### Brief
Retype only what runs from the line that contains "Give me a plain-text" through the last line of the listing below, both lines included.

### Stored records
───

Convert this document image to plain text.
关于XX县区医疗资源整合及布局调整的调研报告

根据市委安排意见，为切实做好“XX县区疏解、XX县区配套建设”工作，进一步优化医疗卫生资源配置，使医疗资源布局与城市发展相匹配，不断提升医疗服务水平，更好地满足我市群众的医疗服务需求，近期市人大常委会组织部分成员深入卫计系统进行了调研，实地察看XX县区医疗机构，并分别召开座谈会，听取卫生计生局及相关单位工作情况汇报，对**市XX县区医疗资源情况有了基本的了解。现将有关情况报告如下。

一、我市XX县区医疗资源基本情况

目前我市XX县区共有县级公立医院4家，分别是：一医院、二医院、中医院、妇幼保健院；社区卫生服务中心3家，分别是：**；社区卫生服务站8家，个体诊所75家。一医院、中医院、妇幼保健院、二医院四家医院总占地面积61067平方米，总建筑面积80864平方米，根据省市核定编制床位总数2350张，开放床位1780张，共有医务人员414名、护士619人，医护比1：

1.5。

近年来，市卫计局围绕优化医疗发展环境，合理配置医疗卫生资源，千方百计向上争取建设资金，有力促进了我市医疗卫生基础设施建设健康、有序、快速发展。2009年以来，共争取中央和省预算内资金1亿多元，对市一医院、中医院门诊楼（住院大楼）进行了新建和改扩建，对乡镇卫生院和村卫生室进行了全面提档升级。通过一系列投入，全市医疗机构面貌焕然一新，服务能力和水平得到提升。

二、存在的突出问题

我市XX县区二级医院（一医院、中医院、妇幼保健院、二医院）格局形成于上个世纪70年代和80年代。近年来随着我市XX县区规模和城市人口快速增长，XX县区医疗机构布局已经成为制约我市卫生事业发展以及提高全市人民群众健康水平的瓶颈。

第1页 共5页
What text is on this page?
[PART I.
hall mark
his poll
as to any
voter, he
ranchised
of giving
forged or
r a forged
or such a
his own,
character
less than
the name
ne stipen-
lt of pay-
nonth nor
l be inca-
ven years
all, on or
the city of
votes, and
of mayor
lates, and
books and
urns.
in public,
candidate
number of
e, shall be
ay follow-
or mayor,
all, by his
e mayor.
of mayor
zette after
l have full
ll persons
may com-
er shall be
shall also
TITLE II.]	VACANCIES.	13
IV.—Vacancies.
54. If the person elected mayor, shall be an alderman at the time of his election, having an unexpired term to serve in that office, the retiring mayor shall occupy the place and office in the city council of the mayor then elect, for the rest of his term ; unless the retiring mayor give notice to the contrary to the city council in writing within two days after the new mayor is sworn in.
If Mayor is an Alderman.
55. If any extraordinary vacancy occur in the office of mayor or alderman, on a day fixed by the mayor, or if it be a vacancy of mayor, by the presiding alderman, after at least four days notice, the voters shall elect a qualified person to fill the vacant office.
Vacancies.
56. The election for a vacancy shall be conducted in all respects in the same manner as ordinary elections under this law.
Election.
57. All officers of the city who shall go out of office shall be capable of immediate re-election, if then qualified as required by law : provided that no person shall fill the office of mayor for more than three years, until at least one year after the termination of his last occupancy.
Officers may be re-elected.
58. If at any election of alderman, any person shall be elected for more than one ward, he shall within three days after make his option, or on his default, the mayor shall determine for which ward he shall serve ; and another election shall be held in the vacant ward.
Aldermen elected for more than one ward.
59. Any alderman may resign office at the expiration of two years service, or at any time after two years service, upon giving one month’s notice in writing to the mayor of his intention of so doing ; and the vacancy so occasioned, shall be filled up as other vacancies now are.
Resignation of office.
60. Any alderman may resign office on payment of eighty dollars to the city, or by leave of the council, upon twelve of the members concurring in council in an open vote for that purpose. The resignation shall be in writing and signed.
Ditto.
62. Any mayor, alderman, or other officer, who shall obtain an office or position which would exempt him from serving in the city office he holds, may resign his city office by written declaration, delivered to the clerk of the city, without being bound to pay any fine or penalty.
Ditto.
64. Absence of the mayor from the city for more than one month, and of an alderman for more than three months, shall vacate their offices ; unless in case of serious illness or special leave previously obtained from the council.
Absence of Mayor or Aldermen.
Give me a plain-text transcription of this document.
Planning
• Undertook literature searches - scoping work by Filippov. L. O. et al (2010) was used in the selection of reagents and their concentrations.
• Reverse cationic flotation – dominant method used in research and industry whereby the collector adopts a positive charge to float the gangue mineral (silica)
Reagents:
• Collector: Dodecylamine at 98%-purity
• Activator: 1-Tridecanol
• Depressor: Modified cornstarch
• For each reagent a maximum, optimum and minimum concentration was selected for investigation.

───

### Answer in full
Give me a plain-text transcription of this document.
Planning
• Undertook literature searches - scoping work by Filippov. L. O. et al (2010) was used in the selection of reagents and their concentrations.
• Reverse cationic flotation – dominant method used in research and industry whereby the collector adopts a positive charge to float the gangue mineral (silica)
Reagents:
• Collector: Dodecylamine at 98%-purity
• Activator: 1-Tridecanol
• Depressor: Modified cornstarch
• For each reagent a maximum, optimum and minimum concentration was selected for investigation.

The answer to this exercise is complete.